Texto apresentado.
A família ainda pediu a Biden que desconsidere o relatório do Departamento de Estado e indique o FBI e outras agências do país para investigarem o caso.
This morning, our family sent this letter to @POTUS demanding that he meet with us during his upcoming trip to the region. We deserve accountability. #JusticeForShireen pic.twitter.com/BfBHUhkOXB
— Lina Abu Akleh (@LinaAbuAkleh) July 8, 2022
A sobrinha da jornalista, Lina Abu Akleh, disse em entrevista ao The Guardian que a família não teve resposta do governo americano para o pedido de se encontrar com Biden.
“Os EUA estão claramente tentando enterrar o caso”, ela disse. E acrescentou:
“Se Shireen fosse morta na Ucrânia, tenho 100% de certeza que a reação teria sido completamente diferente. Haveria ação desde o primeiro dia. Haveria responsabilização. Teria havido uma investigação transparente e independente. E teria havido justiça.”
Shireen Abu Akleh era um dos rostos mais conhecidos da mídia palestina e sua morte causou comoção na região. Protestos e confrontos com a polícia israelense aconteceram até mesmo em seu funeral, acompanhado por milhares de palestinos.

Tarefas a realizar.
1 > Resuma em duas frases o texto sobre a morte de Shireen Abu Akleh.
2 > Continue o texto sobre a morte de Shireen Abu Akleh a partir do ponto em que ele termina.
Os itens a seguir não são necessários.

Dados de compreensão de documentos

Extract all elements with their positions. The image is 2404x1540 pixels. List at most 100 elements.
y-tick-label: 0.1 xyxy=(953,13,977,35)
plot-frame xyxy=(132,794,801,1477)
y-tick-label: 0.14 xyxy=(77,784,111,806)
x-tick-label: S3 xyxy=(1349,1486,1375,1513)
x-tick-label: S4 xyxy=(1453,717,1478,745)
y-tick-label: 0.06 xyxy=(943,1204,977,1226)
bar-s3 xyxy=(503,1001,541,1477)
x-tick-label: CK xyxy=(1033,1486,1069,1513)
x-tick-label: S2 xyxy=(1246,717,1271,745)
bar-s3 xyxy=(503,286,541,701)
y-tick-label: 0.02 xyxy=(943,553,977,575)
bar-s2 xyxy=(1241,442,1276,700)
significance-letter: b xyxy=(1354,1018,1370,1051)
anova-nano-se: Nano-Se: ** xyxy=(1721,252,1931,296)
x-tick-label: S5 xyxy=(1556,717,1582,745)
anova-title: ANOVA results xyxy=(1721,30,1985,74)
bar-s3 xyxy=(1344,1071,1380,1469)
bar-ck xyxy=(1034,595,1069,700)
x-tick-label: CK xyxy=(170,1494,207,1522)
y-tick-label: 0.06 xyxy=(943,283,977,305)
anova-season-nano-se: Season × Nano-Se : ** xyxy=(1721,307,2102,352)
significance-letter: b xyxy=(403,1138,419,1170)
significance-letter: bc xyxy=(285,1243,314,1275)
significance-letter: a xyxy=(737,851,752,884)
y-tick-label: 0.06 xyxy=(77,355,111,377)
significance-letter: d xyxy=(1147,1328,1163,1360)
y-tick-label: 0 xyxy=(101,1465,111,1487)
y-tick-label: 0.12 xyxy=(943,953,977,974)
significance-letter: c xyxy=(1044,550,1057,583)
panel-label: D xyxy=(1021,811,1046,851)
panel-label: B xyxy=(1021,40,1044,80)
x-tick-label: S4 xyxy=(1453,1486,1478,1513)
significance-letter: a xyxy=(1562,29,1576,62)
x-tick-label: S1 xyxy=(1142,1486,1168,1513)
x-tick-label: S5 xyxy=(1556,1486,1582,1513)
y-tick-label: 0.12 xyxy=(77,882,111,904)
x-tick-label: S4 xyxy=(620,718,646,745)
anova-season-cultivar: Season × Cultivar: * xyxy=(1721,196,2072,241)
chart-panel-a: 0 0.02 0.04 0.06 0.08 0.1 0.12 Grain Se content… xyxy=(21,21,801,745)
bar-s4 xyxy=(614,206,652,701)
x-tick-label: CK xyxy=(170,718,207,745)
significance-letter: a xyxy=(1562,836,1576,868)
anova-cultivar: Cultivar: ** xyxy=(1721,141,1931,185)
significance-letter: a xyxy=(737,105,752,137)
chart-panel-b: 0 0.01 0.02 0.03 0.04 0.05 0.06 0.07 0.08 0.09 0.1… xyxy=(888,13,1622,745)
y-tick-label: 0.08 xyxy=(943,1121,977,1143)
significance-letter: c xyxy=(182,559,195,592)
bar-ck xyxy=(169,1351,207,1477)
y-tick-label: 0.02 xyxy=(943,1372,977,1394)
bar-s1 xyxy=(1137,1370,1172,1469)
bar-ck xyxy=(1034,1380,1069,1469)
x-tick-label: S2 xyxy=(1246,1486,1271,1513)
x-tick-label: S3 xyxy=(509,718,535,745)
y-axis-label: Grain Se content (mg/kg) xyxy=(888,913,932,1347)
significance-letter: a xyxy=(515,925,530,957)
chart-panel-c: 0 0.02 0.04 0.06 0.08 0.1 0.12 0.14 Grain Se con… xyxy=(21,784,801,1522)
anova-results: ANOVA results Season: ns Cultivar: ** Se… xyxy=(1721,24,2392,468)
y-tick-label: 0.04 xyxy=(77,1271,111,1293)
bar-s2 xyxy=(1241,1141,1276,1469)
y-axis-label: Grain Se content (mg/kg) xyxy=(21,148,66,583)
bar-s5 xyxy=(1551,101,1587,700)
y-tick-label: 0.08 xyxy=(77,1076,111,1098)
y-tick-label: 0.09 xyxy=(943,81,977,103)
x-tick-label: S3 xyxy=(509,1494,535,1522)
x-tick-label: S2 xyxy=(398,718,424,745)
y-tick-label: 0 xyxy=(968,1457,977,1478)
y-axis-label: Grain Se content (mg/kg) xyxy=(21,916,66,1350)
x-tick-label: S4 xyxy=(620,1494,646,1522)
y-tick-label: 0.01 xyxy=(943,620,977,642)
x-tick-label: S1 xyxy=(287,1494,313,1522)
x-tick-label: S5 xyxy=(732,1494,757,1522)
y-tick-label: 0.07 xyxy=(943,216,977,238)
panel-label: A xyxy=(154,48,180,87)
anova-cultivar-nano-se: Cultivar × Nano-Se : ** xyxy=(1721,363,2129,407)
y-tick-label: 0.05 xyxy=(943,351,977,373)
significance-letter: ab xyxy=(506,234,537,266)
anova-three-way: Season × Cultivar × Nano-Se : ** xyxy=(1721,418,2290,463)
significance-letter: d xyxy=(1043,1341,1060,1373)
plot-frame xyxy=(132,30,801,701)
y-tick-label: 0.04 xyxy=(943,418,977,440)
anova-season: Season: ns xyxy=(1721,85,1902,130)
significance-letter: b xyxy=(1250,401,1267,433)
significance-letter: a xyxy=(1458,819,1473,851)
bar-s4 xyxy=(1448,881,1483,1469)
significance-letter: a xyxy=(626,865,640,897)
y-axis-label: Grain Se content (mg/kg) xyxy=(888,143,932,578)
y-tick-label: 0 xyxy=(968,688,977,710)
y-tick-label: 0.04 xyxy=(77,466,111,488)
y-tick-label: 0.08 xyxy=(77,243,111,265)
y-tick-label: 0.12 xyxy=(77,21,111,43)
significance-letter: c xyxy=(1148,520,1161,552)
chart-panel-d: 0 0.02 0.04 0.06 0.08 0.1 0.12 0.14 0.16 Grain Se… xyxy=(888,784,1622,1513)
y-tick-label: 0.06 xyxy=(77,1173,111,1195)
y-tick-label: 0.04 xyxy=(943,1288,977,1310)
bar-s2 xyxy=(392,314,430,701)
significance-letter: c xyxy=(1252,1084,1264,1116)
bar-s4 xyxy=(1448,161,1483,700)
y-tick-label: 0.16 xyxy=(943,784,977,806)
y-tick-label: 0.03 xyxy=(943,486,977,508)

Respostas por tarefa.
1 > A família de Shireen Abu Akleh pediu a Biden que desconsiderasse o relatório do Departamento de Estado, indicasse o FBI e outras agências para investigar o caso e se encontrasse com ela, mas, segundo a sobrinha Lina Abu Akleh, não obteve resposta, e ela afirmou que os EUA estão tentando enterrar o caso. A jornalista era um dos rostos mais conhecidos da mídia palestina, e sua morte causou comoção na região, com protestos e confrontos com a polícia israelense até em seu funeral.

2 >
A visita de Biden motivou manifestações em Israel, onde ele passou primeiro por Jerusalém. Cartazes e faixas estamparam o rosto da jornalista da Al Jazeera pelas ruas e cobraram justiça.
Raising the photo of Palestinian journalist Shireen Abu Akleh opposite the Church of the Nativity shortly before Biden's visit to Bethlehem. pic.twitter.com/dxGIRUVkhZ
— V PALESTINE 🇵🇸 (@V_Palestine20) July 14, 2022
Em Belém, ativistas também espalharam cartazes com os dizeres: “Sr. Presidente, isso é apartheid”, em referência a violência sofrida pelos palestinos que vivem naquela região, um dos territórios ocupados por Israel.